=== Recorded data ===
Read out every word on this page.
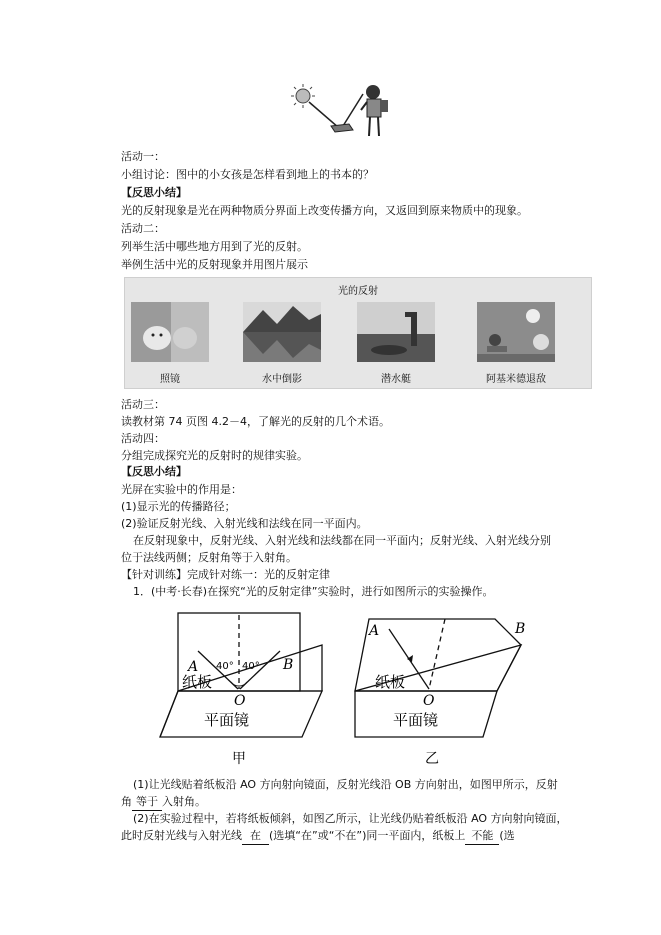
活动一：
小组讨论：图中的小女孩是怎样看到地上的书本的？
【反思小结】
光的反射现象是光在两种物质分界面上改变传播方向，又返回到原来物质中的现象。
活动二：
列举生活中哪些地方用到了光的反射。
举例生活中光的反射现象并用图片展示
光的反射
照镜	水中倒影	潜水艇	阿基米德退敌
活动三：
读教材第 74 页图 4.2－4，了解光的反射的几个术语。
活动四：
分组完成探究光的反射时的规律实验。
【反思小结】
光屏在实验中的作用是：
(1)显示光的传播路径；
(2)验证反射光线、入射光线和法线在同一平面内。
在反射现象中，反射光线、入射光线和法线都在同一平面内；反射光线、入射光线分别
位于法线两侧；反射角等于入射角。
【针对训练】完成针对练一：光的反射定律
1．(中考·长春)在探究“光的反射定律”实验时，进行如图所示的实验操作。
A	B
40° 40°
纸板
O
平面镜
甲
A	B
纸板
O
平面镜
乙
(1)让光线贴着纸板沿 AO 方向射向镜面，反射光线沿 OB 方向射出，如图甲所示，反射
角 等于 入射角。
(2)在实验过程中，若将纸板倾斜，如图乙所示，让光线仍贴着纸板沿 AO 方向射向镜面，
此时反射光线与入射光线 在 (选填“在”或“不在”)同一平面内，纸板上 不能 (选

=== What you will do ===
Count every line in the listing above that holds "光的反射定律", then report only the count.

=== Answer below ===
2